Return all lines in the material below that contain "nước".

◆ **Excerpted data**
BEGIN
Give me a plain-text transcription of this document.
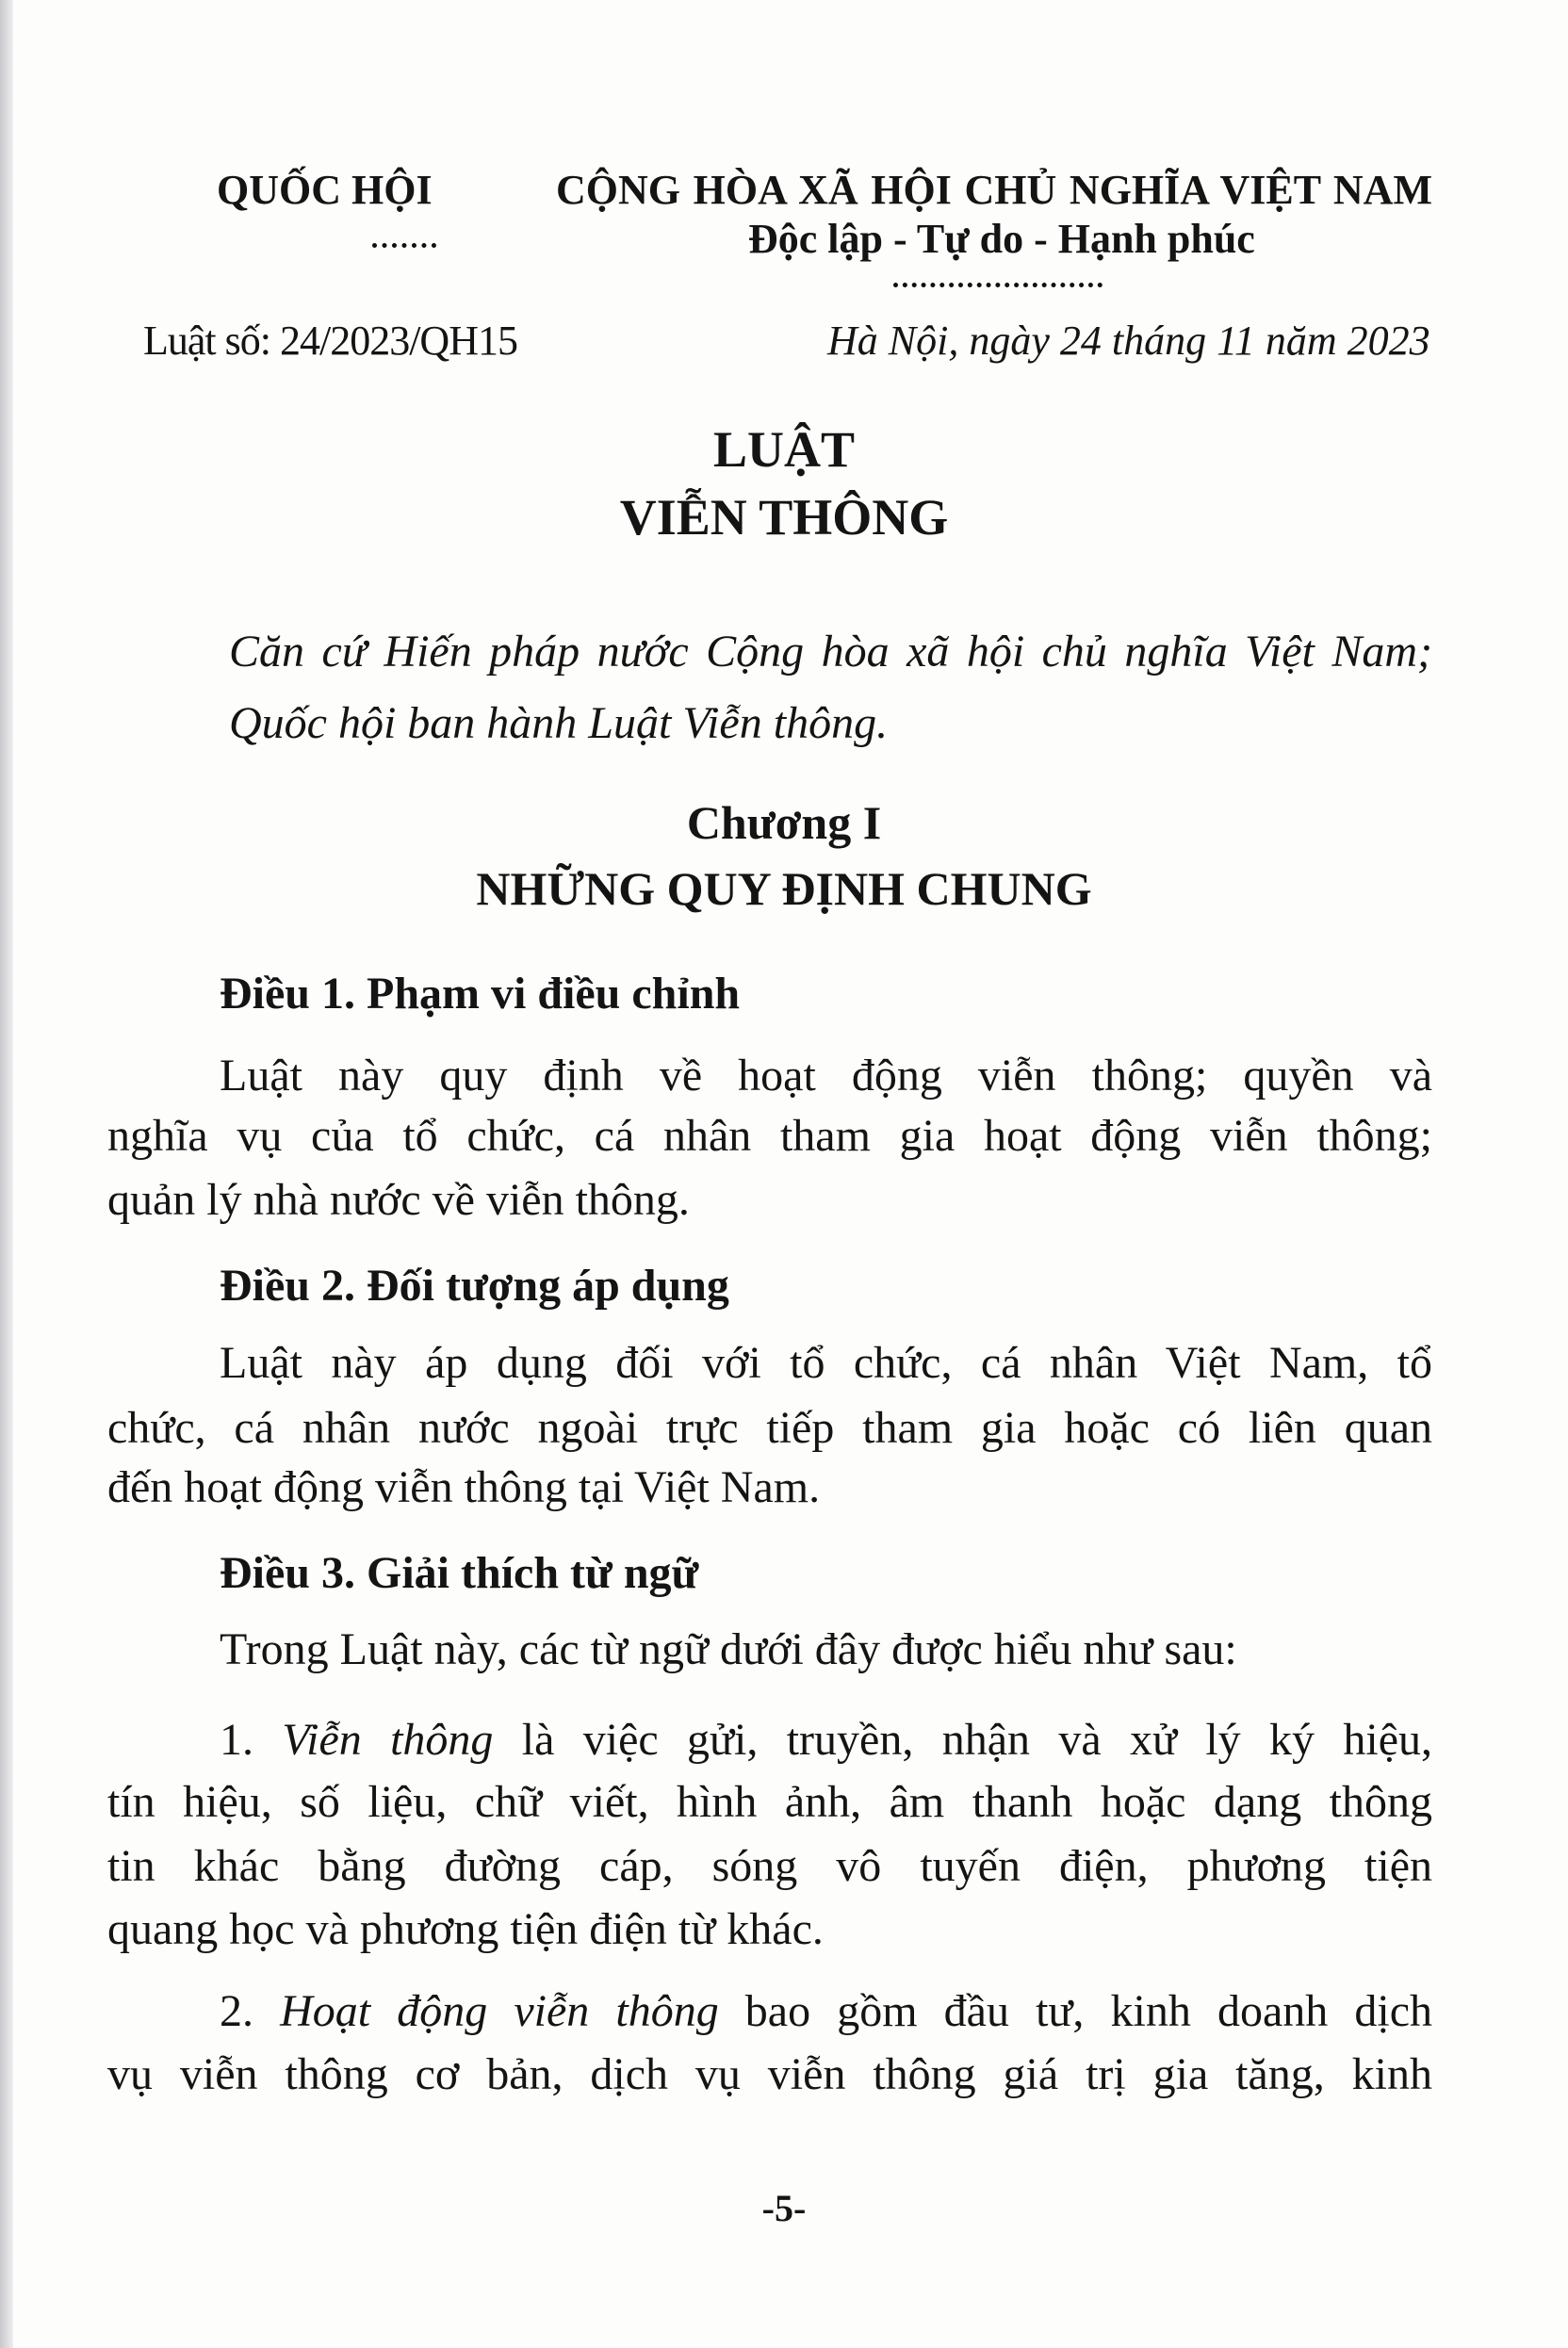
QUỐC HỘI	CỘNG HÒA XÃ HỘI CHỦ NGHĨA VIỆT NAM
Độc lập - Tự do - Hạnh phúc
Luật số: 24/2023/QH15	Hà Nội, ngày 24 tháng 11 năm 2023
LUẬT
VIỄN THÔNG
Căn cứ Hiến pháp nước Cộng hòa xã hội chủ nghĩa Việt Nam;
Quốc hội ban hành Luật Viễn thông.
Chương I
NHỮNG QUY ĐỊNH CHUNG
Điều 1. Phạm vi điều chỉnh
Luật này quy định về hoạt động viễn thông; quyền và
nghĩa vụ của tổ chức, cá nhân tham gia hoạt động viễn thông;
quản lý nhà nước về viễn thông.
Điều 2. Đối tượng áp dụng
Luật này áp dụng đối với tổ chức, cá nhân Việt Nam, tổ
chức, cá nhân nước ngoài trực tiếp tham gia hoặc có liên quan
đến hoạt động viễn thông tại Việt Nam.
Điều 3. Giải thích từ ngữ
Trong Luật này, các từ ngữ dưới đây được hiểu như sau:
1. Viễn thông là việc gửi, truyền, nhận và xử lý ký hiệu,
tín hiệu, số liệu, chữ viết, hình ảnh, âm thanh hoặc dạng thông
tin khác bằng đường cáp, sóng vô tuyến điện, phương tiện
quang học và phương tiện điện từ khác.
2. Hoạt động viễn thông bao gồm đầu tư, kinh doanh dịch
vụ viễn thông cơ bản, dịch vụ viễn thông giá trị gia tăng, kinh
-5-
END
◆ **Reply to the task**
Căn cứ Hiến pháp nước Cộng hòa xã hội chủ nghĩa Việt Nam;
quản lý nhà nước về viễn thông.
chức, cá nhân nước ngoài trực tiếp tham gia hoặc có liên quan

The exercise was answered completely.